■ Exercise objective:
Determine which lines contain the word "RAJU", then copy those lines.

■ Given data:
☆ ☆ ☆ ☆ ☆

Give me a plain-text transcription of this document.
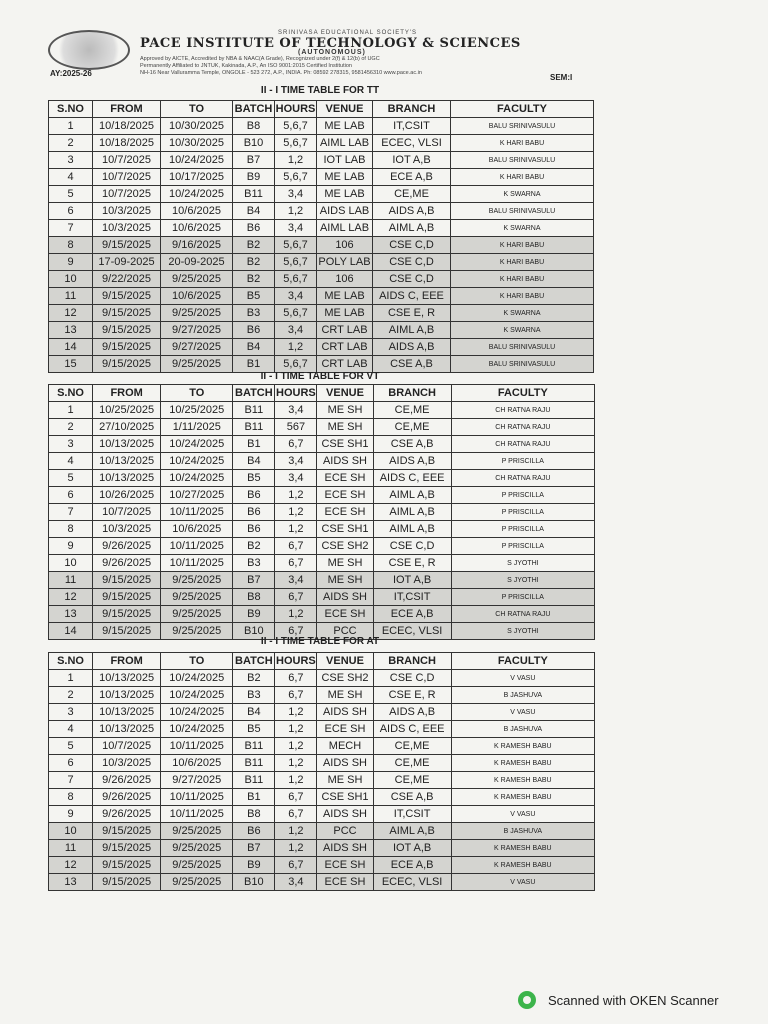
SRINIVASA EDUCATIONAL SOCIETY'S
PACE INSTITUTE OF TECHNOLOGY & SCIENCES
(AUTONOMOUS)
Approved by AICTE, Accredited by NBA & NAAC(A Grade), Recognized under 2(f) & 12(b) of UGC
Permanently Affiliated to JNTUK, Kakinada, A.P., An ISO 9001:2015 Certified Institution
NH-16 Near Valluramma Temple, ONGOLE - 523 272, A.P., INDIA. Ph: 08592 278315, 9581456310 www.pace.ac.in
AY:2025-26	SEM:I
II - I TIME TABLE FOR TT
S.NO	FROM	TO	BATCH	HOURS	VENUE	BRANCH	FACULTY
1	10/18/2025	10/30/2025	B8	5,6,7	ME LAB	IT,CSIT	BALU SRINIVASULU
2	10/18/2025	10/30/2025	B10	5,6,7	AIML LAB	ECEC, VLSI	K HARI BABU
3	10/7/2025	10/24/2025	B7	1,2	IOT LAB	IOT A,B	BALU SRINIVASULU
4	10/7/2025	10/17/2025	B9	5,6,7	ME LAB	ECE A,B	K HARI BABU
5	10/7/2025	10/24/2025	B11	3,4	ME LAB	CE,ME	K SWARNA
6	10/3/2025	10/6/2025	B4	1,2	AIDS LAB	AIDS A,B	BALU SRINIVASULU
7	10/3/2025	10/6/2025	B6	3,4	AIML LAB	AIML A,B	K SWARNA
8	9/15/2025	9/16/2025	B2	5,6,7	106	CSE C,D	K HARI BABU
9	17-09-2025	20-09-2025	B2	5,6,7	POLY LAB	CSE C,D	K HARI BABU
10	9/22/2025	9/25/2025	B2	5,6,7	106	CSE C,D	K HARI BABU
11	9/15/2025	10/6/2025	B5	3,4	ME LAB	AIDS C, EEE	K HARI BABU
12	9/15/2025	9/25/2025	B3	5,6,7	ME LAB	CSE E, R	K SWARNA
13	9/15/2025	9/27/2025	B6	3,4	CRT LAB	AIML A,B	K SWARNA
14	9/15/2025	9/27/2025	B4	1,2	CRT LAB	AIDS A,B	BALU SRINIVASULU
15	9/15/2025	9/25/2025	B1	5,6,7	CRT LAB	CSE A,B	BALU SRINIVASULU
II - I TIME TABLE FOR VT
S.NO	FROM	TO	BATCH	HOURS	VENUE	BRANCH	FACULTY
1	10/25/2025	10/25/2025	B11	3,4	ME SH	CE,ME	CH RATNA RAJU
2	27/10/2025	1/11/2025	B11	567	ME SH	CE,ME	CH RATNA RAJU
3	10/13/2025	10/24/2025	B1	6,7	CSE SH1	CSE A,B	CH RATNA RAJU
4	10/13/2025	10/24/2025	B4	3,4	AIDS SH	AIDS A,B	P PRISCILLA
5	10/13/2025	10/24/2025	B5	3,4	ECE SH	AIDS C, EEE	CH RATNA RAJU
6	10/26/2025	10/27/2025	B6	1,2	ECE SH	AIML A,B	P PRISCILLA
7	10/7/2025	10/11/2025	B6	1,2	ECE SH	AIML A,B	P PRISCILLA
8	10/3/2025	10/6/2025	B6	1,2	CSE SH1	AIML A,B	P PRISCILLA
9	9/26/2025	10/11/2025	B2	6,7	CSE SH2	CSE C,D	P PRISCILLA
10	9/26/2025	10/11/2025	B3	6,7	ME SH	CSE E, R	S JYOTHI
11	9/15/2025	9/25/2025	B7	3,4	ME SH	IOT A,B	S JYOTHI
12	9/15/2025	9/25/2025	B8	6,7	AIDS SH	IT,CSIT	P PRISCILLA
13	9/15/2025	9/25/2025	B9	1,2	ECE SH	ECE A,B	CH RATNA RAJU
14	9/15/2025	9/25/2025	B10	6,7	PCC	ECEC, VLSI	S JYOTHI
II - I TIME TABLE FOR AT
S.NO	FROM	TO	BATCH	HOURS	VENUE	BRANCH	FACULTY
1	10/13/2025	10/24/2025	B2	6,7	CSE SH2	CSE C,D	V VASU
2	10/13/2025	10/24/2025	B3	6,7	ME SH	CSE E, R	B JASHUVA
3	10/13/2025	10/24/2025	B4	1,2	AIDS SH	AIDS A,B	V VASU
4	10/13/2025	10/24/2025	B5	1,2	ECE SH	AIDS C, EEE	B JASHUVA
5	10/7/2025	10/11/2025	B11	1,2	MECH	CE,ME	K RAMESH BABU
6	10/3/2025	10/6/2025	B11	1,2	AIDS SH	CE,ME	K RAMESH BABU
7	9/26/2025	9/27/2025	B11	1,2	ME SH	CE,ME	K RAMESH BABU
8	9/26/2025	10/11/2025	B1	6,7	CSE SH1	CSE A,B	K RAMESH BABU
9	9/26/2025	10/11/2025	B8	6,7	AIDS SH	IT,CSIT	V VASU
10	9/15/2025	9/25/2025	B6	1,2	PCC	AIML A,B	B JASHUVA
11	9/15/2025	9/25/2025	B7	1,2	AIDS SH	IOT A,B	K RAMESH BABU
12	9/15/2025	9/25/2025	B9	6,7	ECE SH	ECE A,B	K RAMESH BABU
13	9/15/2025	9/25/2025	B10	3,4	ECE SH	ECEC, VLSI	V VASU
Scanned with OKEN Scanner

☆ ☆ ☆ ☆ ☆

■ Response to the exercise:
1	10/25/2025	10/25/2025	B11	3,4	ME SH	CE,ME	CH RATNA RAJU
2	27/10/2025	1/11/2025	B11	567	ME SH	CE,ME	CH RATNA RAJU
3	10/13/2025	10/24/2025	B1	6,7	CSE SH1	CSE A,B	CH RATNA RAJU
5	10/13/2025	10/24/2025	B5	3,4	ECE SH	AIDS C, EEE	CH RATNA RAJU
13	9/15/2025	9/25/2025	B9	1,2	ECE SH	ECE A,B	CH RATNA RAJU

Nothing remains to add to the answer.